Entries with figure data
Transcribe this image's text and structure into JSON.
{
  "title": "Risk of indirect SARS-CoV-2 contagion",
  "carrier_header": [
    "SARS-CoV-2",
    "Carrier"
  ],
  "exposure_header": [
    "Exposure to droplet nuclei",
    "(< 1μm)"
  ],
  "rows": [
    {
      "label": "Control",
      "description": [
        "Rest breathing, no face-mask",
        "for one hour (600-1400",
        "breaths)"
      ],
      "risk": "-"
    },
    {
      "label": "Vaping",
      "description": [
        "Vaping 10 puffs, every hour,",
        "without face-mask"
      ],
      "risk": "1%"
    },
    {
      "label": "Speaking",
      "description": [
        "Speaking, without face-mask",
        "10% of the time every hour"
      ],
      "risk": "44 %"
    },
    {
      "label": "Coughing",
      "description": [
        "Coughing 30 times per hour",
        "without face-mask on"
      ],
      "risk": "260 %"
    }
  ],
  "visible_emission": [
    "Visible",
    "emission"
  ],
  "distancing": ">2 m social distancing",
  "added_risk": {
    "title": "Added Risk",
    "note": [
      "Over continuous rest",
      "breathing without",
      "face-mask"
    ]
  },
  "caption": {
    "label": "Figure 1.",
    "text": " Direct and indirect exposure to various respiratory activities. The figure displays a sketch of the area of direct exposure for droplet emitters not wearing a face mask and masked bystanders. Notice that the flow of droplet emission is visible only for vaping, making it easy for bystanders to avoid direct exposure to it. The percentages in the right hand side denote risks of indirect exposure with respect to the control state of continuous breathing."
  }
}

■ Task objective
Take the data above and return it exactly.

■ Answer to this exercise
Transcribe this image's text and structure into JSON.
{
  "title": "Risk of indirect SARS-CoV-2 contagion",
  "carrier_header": [
    "SARS-CoV-2",
    "Carrier"
  ],
  "exposure_header": [
    "Exposure to droplet nuclei",
    "(< 1μm)"
  ],
  "rows": [
    {
      "label": "Control",
      "description": [
        "Rest breathing, no face-mask",
        "for one hour (600-1400",
        "breaths)"
      ],
      "risk": "-"
    },
    {
      "label": "Vaping",
      "description": [
        "Vaping 10 puffs, every hour,",
        "without face-mask"
      ],
      "risk": "1%"
    },
    {
      "label": "Speaking",
      "description": [
        "Speaking, without face-mask",
        "10% of the time every hour"
      ],
      "risk": "44 %"
    },
    {
      "label": "Coughing",
      "description": [
        "Coughing 30 times per hour",
        "without face-mask on"
      ],
      "risk": "260 %"
    }
  ],
  "visible_emission": [
    "Visible",
    "emission"
  ],
  "distancing": ">2 m social distancing",
  "added_risk": {
    "title": "Added Risk",
    "note": [
      "Over continuous rest",
      "breathing without",
      "face-mask"
    ]
  },
  "caption": {
    "label": "Figure 1.",
    "text": " Direct and indirect exposure to various respiratory activities. The figure displays a sketch of the area of direct exposure for droplet emitters not wearing a face mask and masked bystanders. Notice that the flow of droplet emission is visible only for vaping, making it easy for bystanders to avoid direct exposure to it. The percentages in the right hand side denote risks of indirect exposure with respect to the control state of continuous breathing."
  }
}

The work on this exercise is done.